** Short task **
Each entry below is to be transcribed exactly.

** Supplied data **
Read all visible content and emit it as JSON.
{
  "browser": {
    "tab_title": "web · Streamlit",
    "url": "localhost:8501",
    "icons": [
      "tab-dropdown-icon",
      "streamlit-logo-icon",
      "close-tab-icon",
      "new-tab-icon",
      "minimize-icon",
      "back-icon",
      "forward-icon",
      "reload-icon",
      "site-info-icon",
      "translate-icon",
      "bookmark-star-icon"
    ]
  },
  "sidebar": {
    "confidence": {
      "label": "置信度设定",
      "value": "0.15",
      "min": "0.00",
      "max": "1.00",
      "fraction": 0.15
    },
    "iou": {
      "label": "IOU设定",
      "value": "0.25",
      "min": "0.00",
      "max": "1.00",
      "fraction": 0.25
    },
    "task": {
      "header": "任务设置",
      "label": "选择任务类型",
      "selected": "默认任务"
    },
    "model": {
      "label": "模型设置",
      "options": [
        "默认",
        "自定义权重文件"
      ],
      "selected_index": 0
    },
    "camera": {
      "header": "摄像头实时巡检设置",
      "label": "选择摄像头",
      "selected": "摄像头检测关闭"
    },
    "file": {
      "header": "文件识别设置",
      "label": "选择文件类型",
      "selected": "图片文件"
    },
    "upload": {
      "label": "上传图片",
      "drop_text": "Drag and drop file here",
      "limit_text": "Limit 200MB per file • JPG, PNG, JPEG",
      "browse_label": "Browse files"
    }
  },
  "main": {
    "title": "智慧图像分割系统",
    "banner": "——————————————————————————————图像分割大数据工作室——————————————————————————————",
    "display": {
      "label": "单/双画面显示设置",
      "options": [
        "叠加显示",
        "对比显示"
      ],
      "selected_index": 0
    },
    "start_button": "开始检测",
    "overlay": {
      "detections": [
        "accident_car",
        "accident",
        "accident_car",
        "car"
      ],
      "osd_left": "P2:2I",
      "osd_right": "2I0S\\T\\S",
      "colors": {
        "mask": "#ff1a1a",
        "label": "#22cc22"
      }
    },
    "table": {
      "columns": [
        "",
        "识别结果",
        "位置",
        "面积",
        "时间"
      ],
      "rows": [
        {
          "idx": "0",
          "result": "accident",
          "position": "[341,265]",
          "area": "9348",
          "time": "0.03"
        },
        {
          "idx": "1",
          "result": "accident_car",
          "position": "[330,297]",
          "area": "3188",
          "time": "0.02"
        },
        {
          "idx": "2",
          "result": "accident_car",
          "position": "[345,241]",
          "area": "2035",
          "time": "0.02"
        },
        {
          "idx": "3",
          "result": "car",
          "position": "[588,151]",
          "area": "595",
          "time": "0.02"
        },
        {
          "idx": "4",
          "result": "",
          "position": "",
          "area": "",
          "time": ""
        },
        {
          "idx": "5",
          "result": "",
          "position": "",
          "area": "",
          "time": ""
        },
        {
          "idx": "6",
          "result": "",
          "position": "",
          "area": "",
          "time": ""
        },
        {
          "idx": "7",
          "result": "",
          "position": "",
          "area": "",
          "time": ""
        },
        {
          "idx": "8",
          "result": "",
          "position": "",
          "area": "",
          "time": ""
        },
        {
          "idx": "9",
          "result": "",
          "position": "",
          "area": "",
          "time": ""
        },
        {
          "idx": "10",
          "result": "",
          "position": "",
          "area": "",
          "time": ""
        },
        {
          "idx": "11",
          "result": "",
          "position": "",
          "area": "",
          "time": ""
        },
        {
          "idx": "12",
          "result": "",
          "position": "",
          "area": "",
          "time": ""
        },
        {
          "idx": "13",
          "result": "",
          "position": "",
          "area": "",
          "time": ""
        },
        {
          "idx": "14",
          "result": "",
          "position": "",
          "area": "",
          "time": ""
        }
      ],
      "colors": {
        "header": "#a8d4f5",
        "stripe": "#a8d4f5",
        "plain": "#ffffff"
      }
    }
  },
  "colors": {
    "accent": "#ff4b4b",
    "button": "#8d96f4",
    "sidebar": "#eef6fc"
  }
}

** Answer to the problem **
Read all visible content and emit it as JSON.
{
  "browser": {
    "tab_title": "web · Streamlit",
    "url": "localhost:8501",
    "icons": [
      "tab-dropdown-icon",
      "streamlit-logo-icon",
      "close-tab-icon",
      "new-tab-icon",
      "minimize-icon",
      "back-icon",
      "forward-icon",
      "reload-icon",
      "site-info-icon",
      "translate-icon",
      "bookmark-star-icon"
    ]
  },
  "sidebar": {
    "confidence": {
      "label": "置信度设定",
      "value": "0.15",
      "min": "0.00",
      "max": "1.00",
      "fraction": 0.15
    },
    "iou": {
      "label": "IOU设定",
      "value": "0.25",
      "min": "0.00",
      "max": "1.00",
      "fraction": 0.25
    },
    "task": {
      "header": "任务设置",
      "label": "选择任务类型",
      "selected": "默认任务"
    },
    "model": {
      "label": "模型设置",
      "options": [
        "默认",
        "自定义权重文件"
      ],
      "selected_index": 0
    },
    "camera": {
      "header": "摄像头实时巡检设置",
      "label": "选择摄像头",
      "selected": "摄像头检测关闭"
    },
    "file": {
      "header": "文件识别设置",
      "label": "选择文件类型",
      "selected": "图片文件"
    },
    "upload": {
      "label": "上传图片",
      "drop_text": "Drag and drop file here",
      "limit_text": "Limit 200MB per file • JPG, PNG, JPEG",
      "browse_label": "Browse files"
    }
  },
  "main": {
    "title": "智慧图像分割系统",
    "banner": "——————————————————————————————图像分割大数据工作室——————————————————————————————",
    "display": {
      "label": "单/双画面显示设置",
      "options": [
        "叠加显示",
        "对比显示"
      ],
      "selected_index": 0
    },
    "start_button": "开始检测",
    "overlay": {
      "detections": [
        "accident_car",
        "accident",
        "accident_car",
        "car"
      ],
      "osd_left": "P2:2I",
      "osd_right": "2I0S\\T\\S",
      "colors": {
        "mask": "#ff1a1a",
        "label": "#22cc22"
      }
    },
    "table": {
      "columns": [
        "",
        "识别结果",
        "位置",
        "面积",
        "时间"
      ],
      "rows": [
        {
          "idx": "0",
          "result": "accident",
          "position": "[341,265]",
          "area": "9348",
          "time": "0.03"
        },
        {
          "idx": "1",
          "result": "accident_car",
          "position": "[330,297]",
          "area": "3188",
          "time": "0.02"
        },
        {
          "idx": "2",
          "result": "accident_car",
          "position": "[345,241]",
          "area": "2035",
          "time": "0.02"
        },
        {
          "idx": "3",
          "result": "car",
          "position": "[588,151]",
          "area": "595",
          "time": "0.02"
        },
        {
          "idx": "4",
          "result": "",
          "position": "",
          "area": "",
          "time": ""
        },
        {
          "idx": "5",
          "result": "",
          "position": "",
          "area": "",
          "time": ""
        },
        {
          "idx": "6",
          "result": "",
          "position": "",
          "area": "",
          "time": ""
        },
        {
          "idx": "7",
          "result": "",
          "position": "",
          "area": "",
          "time": ""
        },
        {
          "idx": "8",
          "result": "",
          "position": "",
          "area": "",
          "time": ""
        },
        {
          "idx": "9",
          "result": "",
          "position": "",
          "area": "",
          "time": ""
        },
        {
          "idx": "10",
          "result": "",
          "position": "",
          "area": "",
          "time": ""
        },
        {
          "idx": "11",
          "result": "",
          "position": "",
          "area": "",
          "time": ""
        },
        {
          "idx": "12",
          "result": "",
          "position": "",
          "area": "",
          "time": ""
        },
        {
          "idx": "13",
          "result": "",
          "position": "",
          "area": "",
          "time": ""
        },
        {
          "idx": "14",
          "result": "",
          "position": "",
          "area": "",
          "time": ""
        }
      ],
      "colors": {
        "header": "#a8d4f5",
        "stripe": "#a8d4f5",
        "plain": "#ffffff"
      }
    }
  },
  "colors": {
    "accent": "#ff4b4b",
    "button": "#8d96f4",
    "sidebar": "#eef6fc"
  }
}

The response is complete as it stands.